# STATED PROBLEM
Extract each line bearing the word "order".

--- Begin RECORD EXTRACTS ---

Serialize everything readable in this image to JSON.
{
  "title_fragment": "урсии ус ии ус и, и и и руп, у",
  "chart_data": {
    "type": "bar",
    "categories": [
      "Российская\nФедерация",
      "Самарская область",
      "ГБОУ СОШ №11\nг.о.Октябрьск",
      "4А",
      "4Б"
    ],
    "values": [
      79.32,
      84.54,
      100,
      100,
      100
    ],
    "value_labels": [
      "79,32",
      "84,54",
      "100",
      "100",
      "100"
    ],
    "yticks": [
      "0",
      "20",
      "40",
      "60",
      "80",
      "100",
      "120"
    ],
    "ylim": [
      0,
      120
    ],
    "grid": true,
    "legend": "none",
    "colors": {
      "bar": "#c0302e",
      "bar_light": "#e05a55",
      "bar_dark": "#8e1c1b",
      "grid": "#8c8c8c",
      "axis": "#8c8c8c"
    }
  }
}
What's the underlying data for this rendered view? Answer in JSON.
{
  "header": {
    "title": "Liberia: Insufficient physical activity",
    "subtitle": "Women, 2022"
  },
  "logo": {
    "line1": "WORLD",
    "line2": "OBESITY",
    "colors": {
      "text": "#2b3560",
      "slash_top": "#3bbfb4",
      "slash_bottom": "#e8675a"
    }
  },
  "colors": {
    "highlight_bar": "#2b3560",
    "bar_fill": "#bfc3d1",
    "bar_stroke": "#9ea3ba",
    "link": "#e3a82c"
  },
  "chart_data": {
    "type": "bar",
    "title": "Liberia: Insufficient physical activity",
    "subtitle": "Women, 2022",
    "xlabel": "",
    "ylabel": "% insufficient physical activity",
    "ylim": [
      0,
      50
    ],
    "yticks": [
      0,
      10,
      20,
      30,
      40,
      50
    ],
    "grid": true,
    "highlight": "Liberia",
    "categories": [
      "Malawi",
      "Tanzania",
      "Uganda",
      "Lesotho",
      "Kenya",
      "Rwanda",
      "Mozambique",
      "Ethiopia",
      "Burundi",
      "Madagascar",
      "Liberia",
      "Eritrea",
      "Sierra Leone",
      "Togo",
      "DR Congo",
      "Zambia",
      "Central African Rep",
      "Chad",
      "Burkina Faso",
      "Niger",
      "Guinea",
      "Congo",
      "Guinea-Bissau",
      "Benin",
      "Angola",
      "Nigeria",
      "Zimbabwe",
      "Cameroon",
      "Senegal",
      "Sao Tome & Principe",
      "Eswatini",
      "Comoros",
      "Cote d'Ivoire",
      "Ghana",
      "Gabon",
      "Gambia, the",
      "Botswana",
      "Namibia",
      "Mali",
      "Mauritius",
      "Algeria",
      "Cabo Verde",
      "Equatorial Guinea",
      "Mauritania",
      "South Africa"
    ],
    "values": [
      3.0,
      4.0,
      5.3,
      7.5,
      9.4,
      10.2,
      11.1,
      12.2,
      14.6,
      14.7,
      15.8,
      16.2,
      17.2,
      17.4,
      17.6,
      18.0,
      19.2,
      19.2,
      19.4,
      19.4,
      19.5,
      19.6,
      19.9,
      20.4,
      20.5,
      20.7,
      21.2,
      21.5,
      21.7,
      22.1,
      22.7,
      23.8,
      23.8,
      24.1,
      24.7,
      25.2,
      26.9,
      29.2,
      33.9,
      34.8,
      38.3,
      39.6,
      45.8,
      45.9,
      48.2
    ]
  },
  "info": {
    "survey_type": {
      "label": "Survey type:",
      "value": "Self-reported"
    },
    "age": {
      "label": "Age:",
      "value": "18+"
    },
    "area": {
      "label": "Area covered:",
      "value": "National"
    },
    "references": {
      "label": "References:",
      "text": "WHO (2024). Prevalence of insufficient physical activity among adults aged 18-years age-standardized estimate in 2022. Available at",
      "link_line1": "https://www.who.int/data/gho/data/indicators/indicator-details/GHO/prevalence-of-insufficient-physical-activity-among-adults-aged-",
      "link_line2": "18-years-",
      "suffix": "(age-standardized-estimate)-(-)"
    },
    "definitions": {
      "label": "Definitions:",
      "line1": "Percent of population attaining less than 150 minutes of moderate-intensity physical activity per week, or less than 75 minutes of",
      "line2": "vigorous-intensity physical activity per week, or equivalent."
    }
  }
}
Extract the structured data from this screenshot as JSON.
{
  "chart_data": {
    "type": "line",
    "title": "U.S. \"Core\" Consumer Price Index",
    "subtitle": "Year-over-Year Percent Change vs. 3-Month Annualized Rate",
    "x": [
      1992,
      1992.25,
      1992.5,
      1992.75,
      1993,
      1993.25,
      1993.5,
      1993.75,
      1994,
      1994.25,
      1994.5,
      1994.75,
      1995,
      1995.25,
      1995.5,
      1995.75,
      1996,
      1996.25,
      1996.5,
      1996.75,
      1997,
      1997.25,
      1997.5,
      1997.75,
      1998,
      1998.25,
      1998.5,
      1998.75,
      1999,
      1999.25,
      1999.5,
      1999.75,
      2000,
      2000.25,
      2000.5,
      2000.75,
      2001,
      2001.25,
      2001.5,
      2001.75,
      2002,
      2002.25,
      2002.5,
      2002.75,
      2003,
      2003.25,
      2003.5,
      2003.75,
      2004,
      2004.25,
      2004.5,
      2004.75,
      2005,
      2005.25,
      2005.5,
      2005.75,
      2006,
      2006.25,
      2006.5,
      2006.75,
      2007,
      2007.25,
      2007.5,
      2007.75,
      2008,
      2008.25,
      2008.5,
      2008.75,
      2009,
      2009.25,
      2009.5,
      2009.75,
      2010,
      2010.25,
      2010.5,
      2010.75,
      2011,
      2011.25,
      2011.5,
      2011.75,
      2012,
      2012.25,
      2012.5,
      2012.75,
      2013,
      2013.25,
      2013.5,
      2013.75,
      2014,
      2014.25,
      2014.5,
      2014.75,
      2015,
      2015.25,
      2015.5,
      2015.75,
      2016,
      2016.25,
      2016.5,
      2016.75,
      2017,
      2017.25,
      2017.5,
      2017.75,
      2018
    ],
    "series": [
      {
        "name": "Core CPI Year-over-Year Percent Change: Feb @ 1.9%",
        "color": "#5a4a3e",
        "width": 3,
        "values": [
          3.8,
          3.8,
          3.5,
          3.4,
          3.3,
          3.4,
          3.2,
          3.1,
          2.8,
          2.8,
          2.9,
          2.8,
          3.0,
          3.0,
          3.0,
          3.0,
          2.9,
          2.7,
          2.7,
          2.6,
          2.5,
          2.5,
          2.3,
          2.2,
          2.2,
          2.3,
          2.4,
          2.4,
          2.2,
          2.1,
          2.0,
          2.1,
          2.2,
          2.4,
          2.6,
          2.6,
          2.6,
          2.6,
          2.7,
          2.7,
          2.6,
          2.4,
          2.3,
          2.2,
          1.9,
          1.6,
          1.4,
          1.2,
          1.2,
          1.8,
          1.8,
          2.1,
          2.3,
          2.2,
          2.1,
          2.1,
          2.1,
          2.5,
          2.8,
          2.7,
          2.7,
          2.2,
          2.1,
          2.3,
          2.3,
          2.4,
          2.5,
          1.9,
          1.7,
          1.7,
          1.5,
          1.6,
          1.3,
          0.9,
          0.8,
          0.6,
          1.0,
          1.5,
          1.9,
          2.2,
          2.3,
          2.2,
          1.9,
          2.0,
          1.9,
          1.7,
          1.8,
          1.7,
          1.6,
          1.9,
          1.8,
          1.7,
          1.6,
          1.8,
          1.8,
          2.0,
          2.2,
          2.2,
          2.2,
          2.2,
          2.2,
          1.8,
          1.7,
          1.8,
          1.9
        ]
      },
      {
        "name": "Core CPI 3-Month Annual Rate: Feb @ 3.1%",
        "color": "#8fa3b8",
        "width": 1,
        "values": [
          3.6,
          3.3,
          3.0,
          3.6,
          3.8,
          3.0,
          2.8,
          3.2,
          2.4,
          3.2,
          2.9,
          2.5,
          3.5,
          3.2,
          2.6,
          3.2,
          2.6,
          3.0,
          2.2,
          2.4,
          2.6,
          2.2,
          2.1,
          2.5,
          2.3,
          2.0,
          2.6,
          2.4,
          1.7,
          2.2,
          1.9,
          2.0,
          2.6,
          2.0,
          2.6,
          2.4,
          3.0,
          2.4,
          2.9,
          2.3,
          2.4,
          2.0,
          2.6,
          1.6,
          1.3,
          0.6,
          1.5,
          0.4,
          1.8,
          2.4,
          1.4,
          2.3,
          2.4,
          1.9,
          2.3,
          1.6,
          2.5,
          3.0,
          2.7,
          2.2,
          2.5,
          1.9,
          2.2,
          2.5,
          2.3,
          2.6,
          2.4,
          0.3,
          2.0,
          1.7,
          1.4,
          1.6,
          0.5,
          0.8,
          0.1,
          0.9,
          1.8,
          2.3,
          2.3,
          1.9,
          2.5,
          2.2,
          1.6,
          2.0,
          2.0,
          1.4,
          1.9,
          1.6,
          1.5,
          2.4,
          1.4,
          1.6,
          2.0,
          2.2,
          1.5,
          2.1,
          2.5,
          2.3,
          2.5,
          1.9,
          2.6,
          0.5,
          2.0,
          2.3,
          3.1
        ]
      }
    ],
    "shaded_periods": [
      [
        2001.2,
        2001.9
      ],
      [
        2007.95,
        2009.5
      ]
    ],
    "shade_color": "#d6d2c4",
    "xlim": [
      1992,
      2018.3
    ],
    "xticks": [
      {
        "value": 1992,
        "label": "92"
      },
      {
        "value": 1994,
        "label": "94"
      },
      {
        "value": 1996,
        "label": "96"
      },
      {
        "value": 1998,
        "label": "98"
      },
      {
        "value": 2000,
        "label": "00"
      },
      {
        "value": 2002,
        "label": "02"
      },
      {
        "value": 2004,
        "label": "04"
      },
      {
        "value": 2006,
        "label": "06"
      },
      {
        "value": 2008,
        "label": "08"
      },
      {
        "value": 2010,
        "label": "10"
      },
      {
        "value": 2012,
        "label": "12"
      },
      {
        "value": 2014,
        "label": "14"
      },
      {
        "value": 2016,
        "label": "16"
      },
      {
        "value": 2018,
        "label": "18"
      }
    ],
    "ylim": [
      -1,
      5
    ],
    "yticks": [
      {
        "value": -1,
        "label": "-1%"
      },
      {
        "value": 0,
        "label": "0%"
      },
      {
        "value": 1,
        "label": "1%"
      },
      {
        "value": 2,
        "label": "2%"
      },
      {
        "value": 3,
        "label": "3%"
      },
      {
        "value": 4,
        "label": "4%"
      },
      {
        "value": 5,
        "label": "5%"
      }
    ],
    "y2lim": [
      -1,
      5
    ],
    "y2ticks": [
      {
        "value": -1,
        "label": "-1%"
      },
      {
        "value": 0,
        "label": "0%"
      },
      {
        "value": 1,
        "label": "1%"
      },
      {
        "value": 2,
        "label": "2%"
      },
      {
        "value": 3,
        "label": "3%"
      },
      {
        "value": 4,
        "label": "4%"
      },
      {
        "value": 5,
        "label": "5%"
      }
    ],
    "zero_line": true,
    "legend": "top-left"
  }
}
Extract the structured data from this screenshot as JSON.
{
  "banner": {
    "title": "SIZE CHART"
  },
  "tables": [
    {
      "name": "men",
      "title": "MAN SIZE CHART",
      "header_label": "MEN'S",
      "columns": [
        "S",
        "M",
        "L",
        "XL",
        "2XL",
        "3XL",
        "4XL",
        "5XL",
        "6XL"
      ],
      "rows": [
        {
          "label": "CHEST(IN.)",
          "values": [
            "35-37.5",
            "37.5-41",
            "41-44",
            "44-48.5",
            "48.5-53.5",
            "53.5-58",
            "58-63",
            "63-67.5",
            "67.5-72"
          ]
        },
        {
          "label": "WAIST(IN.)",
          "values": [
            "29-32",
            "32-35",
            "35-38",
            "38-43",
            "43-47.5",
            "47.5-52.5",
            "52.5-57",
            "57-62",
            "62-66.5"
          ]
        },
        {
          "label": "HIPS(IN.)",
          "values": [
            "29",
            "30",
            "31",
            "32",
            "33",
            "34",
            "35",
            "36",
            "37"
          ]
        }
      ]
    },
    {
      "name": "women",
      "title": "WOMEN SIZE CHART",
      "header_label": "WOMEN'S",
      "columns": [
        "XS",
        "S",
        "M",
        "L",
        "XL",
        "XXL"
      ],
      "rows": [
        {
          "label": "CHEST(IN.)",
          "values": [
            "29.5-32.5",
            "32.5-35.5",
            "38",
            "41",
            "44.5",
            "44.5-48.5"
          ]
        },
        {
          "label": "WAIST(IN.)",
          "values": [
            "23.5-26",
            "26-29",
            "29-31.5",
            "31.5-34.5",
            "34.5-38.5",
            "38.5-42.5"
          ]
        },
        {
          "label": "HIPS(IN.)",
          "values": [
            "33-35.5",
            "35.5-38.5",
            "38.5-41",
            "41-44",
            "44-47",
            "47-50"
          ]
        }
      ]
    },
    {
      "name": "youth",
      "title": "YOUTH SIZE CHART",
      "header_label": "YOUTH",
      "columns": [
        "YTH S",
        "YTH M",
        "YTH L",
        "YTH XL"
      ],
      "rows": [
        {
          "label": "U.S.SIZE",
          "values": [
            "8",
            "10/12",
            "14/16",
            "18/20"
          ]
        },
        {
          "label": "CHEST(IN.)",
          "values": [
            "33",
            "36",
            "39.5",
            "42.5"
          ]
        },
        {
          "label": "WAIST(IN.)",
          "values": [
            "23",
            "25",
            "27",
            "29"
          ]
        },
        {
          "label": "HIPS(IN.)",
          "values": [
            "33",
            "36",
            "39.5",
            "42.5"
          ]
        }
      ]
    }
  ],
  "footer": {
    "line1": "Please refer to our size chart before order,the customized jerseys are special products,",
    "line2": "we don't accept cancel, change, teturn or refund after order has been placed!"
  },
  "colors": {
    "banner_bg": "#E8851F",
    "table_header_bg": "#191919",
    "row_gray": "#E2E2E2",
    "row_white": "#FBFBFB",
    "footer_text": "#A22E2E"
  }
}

--- End RECORD EXTRACTS ---

# IN RESPONSE
    "line1": "Please refer to our size chart before order,the customized jerseys are special products,",
    "line2": "we don't accept cancel, change, teturn or refund after order has been placed!"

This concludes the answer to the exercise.